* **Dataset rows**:
********
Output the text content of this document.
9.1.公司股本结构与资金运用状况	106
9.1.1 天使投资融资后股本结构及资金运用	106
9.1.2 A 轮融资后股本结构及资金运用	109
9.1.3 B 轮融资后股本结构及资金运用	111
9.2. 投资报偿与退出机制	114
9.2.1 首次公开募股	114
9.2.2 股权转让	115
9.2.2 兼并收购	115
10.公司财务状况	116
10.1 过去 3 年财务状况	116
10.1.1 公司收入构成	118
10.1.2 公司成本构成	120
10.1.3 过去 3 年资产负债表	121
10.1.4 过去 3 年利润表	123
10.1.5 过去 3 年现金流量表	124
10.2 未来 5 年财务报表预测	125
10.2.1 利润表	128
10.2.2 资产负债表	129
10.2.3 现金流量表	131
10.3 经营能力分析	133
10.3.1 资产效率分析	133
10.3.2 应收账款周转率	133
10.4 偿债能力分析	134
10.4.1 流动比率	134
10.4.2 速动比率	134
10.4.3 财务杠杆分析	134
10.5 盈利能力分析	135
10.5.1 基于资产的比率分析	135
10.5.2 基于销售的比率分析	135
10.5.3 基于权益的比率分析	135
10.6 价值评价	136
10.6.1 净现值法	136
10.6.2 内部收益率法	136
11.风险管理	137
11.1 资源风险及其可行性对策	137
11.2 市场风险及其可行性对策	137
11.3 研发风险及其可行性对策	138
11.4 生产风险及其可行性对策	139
********
* **Task statement**: Output each record exactly, leaving nothing out.

* **Reply**:
Output the text content of this document.
9.1.公司股本结构与资金运用状况	106
9.1.1 天使投资融资后股本结构及资金运用	106
9.1.2 A 轮融资后股本结构及资金运用	109
9.1.3 B 轮融资后股本结构及资金运用	111
9.2. 投资报偿与退出机制	114
9.2.1 首次公开募股	114
9.2.2 股权转让	115
9.2.2 兼并收购	115
10.公司财务状况	116
10.1 过去 3 年财务状况	116
10.1.1 公司收入构成	118
10.1.2 公司成本构成	120
10.1.3 过去 3 年资产负债表	121
10.1.4 过去 3 年利润表	123
10.1.5 过去 3 年现金流量表	124
10.2 未来 5 年财务报表预测	125
10.2.1 利润表	128
10.2.2 资产负债表	129
10.2.3 现金流量表	131
10.3 经营能力分析	133
10.3.1 资产效率分析	133
10.3.2 应收账款周转率	133
10.4 偿债能力分析	134
10.4.1 流动比率	134
10.4.2 速动比率	134
10.4.3 财务杠杆分析	134
10.5 盈利能力分析	135
10.5.1 基于资产的比率分析	135
10.5.2 基于销售的比率分析	135
10.5.3 基于权益的比率分析	135
10.6 价值评价	136
10.6.1 净现值法	136
10.6.2 内部收益率法	136
11.风险管理	137
11.1 资源风险及其可行性对策	137
11.2 市场风险及其可行性对策	137
11.3 研发风险及其可行性对策	138
11.4 生产风险及其可行性对策	139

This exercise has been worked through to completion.